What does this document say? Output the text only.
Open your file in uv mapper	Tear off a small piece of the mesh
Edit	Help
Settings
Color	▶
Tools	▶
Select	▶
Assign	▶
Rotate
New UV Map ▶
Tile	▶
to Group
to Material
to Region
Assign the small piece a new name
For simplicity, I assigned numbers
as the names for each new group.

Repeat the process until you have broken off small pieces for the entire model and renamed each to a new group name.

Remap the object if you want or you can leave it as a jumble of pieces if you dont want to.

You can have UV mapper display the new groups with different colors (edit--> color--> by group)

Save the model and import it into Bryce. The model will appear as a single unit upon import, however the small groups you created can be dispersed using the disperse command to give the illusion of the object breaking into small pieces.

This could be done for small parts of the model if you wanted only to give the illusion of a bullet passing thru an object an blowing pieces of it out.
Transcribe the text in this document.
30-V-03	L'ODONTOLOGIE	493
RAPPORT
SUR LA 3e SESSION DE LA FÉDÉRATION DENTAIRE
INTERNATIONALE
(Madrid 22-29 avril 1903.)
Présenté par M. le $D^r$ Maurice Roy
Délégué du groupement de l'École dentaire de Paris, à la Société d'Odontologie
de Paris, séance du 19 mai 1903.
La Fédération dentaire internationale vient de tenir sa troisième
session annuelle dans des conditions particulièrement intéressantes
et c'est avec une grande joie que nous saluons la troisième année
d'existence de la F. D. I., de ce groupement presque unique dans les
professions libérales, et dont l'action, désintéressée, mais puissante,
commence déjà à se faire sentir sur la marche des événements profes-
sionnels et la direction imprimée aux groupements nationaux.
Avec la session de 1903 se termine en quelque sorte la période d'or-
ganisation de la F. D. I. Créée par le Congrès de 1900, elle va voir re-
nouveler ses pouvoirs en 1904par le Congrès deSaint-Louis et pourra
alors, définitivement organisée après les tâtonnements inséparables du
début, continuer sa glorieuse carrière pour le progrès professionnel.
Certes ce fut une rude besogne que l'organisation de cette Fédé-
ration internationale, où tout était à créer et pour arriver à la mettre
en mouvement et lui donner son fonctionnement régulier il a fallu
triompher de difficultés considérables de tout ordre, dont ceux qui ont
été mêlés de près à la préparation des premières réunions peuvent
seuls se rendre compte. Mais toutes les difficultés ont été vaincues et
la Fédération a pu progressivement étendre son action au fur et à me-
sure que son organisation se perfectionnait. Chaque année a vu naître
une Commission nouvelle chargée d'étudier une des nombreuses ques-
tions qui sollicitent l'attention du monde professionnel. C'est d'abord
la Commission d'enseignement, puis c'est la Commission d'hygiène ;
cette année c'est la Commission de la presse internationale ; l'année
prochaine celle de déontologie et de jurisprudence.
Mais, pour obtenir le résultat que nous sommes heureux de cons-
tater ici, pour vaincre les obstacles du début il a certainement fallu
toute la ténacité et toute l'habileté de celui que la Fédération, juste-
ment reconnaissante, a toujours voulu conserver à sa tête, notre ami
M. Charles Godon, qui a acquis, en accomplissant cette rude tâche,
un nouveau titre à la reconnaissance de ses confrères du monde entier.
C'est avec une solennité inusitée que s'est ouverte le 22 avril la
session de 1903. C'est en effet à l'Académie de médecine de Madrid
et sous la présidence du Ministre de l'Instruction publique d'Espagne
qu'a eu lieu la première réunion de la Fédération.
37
===
**AIM:**
For each line of the listing that holds the word "pieces", show that line.

**EXERCISE RESULT:**
Repeat the process until you have broken off small pieces for the entire model and renamed each to a new group name.
Remap the object if you want or you can leave it as a jumble of pieces if you dont want to.
Save the model and import it into Bryce. The model will appear as a single unit upon import, however the small groups you created can be dispersed using the disperse command to give the illusion of the object breaking into small pieces.
This could be done for small parts of the model if you wanted only to give the illusion of a bullet passing thru an object an blowing pieces of it out.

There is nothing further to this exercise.